Supplied material ->
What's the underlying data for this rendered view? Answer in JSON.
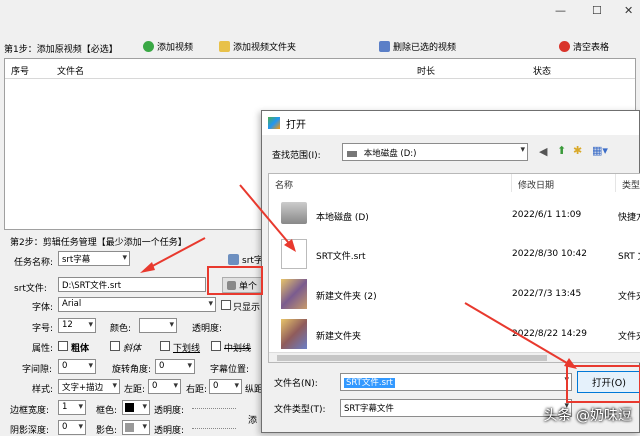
{
  "window": {
    "minimize": "—",
    "maximize": "☐",
    "close": "✕"
  },
  "step1": {
    "label": "第1步：添加原视频【必选】",
    "add_video": "添加视频",
    "add_folder": "添加视频文件夹",
    "delete_selected": "删除已选的视频",
    "clear_table": "清空表格"
  },
  "table": {
    "col_index": "序号",
    "col_filename": "文件名",
    "col_duration": "时长",
    "col_status": "状态"
  },
  "step2": {
    "label": "第2步：剪辑任务管理【最少添加一个任务】",
    "task_name_label": "任务名称:",
    "task_name_value": "srt字幕",
    "srt_file_label": "srt文件:",
    "srt_file_value": "D:\\SRT文件.srt",
    "single_button": "单个",
    "srt_button": "srt字",
    "font_label": "字体:",
    "font_value": "Arial",
    "only_show_label": "只显示",
    "size_label": "字号:",
    "size_value": "12",
    "color_label": "颜色:",
    "transparency_label": "透明度:",
    "attr_label": "属性:",
    "bold_label": "粗体",
    "italic_label": "斜体",
    "underline_label": "下划线",
    "strike_label": "中划线",
    "spacing_label": "字间隙:",
    "spacing_value": "0",
    "rotate_label": "旋转角度:",
    "rotate_value": "0",
    "position_label": "字幕位置:",
    "style_label": "样式:",
    "style_value": "文字+描边",
    "left_margin_label": "左距:",
    "left_margin_value": "0",
    "right_margin_label": "右距:",
    "right_margin_value": "0",
    "vert_label": "纵距",
    "border_width_label": "边框宽度:",
    "border_width_value": "1",
    "border_color_label": "框色:",
    "border_trans_label": "透明度:",
    "shadow_label": "阴影深度:",
    "shadow_value": "0",
    "shadow_color_label": "影色:",
    "shadow_trans_label": "透明度:",
    "add_label": "添"
  },
  "dialog": {
    "title": "打开",
    "lookin_label": "查找范围(I):",
    "lookin_value": "本地磁盘 (D:)",
    "col_name": "名称",
    "col_modified": "修改日期",
    "col_type": "类型",
    "files": [
      {
        "name": "本地磁盘 (D)",
        "date": "2022/6/1 11:09",
        "type": "快捷方"
      },
      {
        "name": "SRT文件.srt",
        "date": "2022/8/30 10:42",
        "type": "SRT 文"
      },
      {
        "name": "新建文件夹 (2)",
        "date": "2022/7/3 13:45",
        "type": "文件夹"
      },
      {
        "name": "新建文件夹",
        "date": "2022/8/22 14:29",
        "type": "文件夹"
      }
    ],
    "filename_label": "文件名(N):",
    "filename_value": "SRT文件.srt",
    "filetype_label": "文件类型(T):",
    "filetype_value": "SRT字幕文件",
    "open_button": "打开(O)"
  },
  "watermark": "头条 @奶味逗",
  "colors": {
    "accent": "#0078d7",
    "arrow": "#e8392e",
    "selection": "#3399ff"
  }
}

To be done ->
Reproduce all entries without any change, and omit the pictures.

Exercise output ->
What's the underlying data for this rendered view? Answer in JSON.
{
  "window": {
    "minimize": "—",
    "maximize": "☐",
    "close": "✕"
  },
  "step1": {
    "label": "第1步：添加原视频【必选】",
    "add_video": "添加视频",
    "add_folder": "添加视频文件夹",
    "delete_selected": "删除已选的视频",
    "clear_table": "清空表格"
  },
  "table": {
    "col_index": "序号",
    "col_filename": "文件名",
    "col_duration": "时长",
    "col_status": "状态"
  },
  "step2": {
    "label": "第2步：剪辑任务管理【最少添加一个任务】",
    "task_name_label": "任务名称:",
    "task_name_value": "srt字幕",
    "srt_file_label": "srt文件:",
    "srt_file_value": "D:\\SRT文件.srt",
    "single_button": "单个",
    "srt_button": "srt字",
    "font_label": "字体:",
    "font_value": "Arial",
    "only_show_label": "只显示",
    "size_label": "字号:",
    "size_value": "12",
    "color_label": "颜色:",
    "transparency_label": "透明度:",
    "attr_label": "属性:",
    "bold_label": "粗体",
    "italic_label": "斜体",
    "underline_label": "下划线",
    "strike_label": "中划线",
    "spacing_label": "字间隙:",
    "spacing_value": "0",
    "rotate_label": "旋转角度:",
    "rotate_value": "0",
    "position_label": "字幕位置:",
    "style_label": "样式:",
    "style_value": "文字+描边",
    "left_margin_label": "左距:",
    "left_margin_value": "0",
    "right_margin_label": "右距:",
    "right_margin_value": "0",
    "vert_label": "纵距",
    "border_width_label": "边框宽度:",
    "border_width_value": "1",
    "border_color_label": "框色:",
    "border_trans_label": "透明度:",
    "shadow_label": "阴影深度:",
    "shadow_value": "0",
    "shadow_color_label": "影色:",
    "shadow_trans_label": "透明度:",
    "add_label": "添"
  },
  "dialog": {
    "title": "打开",
    "lookin_label": "查找范围(I):",
    "lookin_value": "本地磁盘 (D:)",
    "col_name": "名称",
    "col_modified": "修改日期",
    "col_type": "类型",
    "files": [
      {
        "name": "本地磁盘 (D)",
        "date": "2022/6/1 11:09",
        "type": "快捷方"
      },
      {
        "name": "SRT文件.srt",
        "date": "2022/8/30 10:42",
        "type": "SRT 文"
      },
      {
        "name": "新建文件夹 (2)",
        "date": "2022/7/3 13:45",
        "type": "文件夹"
      },
      {
        "name": "新建文件夹",
        "date": "2022/8/22 14:29",
        "type": "文件夹"
      }
    ],
    "filename_label": "文件名(N):",
    "filename_value": "SRT文件.srt",
    "filetype_label": "文件类型(T):",
    "filetype_value": "SRT字幕文件",
    "open_button": "打开(O)"
  },
  "watermark": "头条 @奶味逗",
  "colors": {
    "accent": "#0078d7",
    "arrow": "#e8392e",
    "selection": "#3399ff"
  }
}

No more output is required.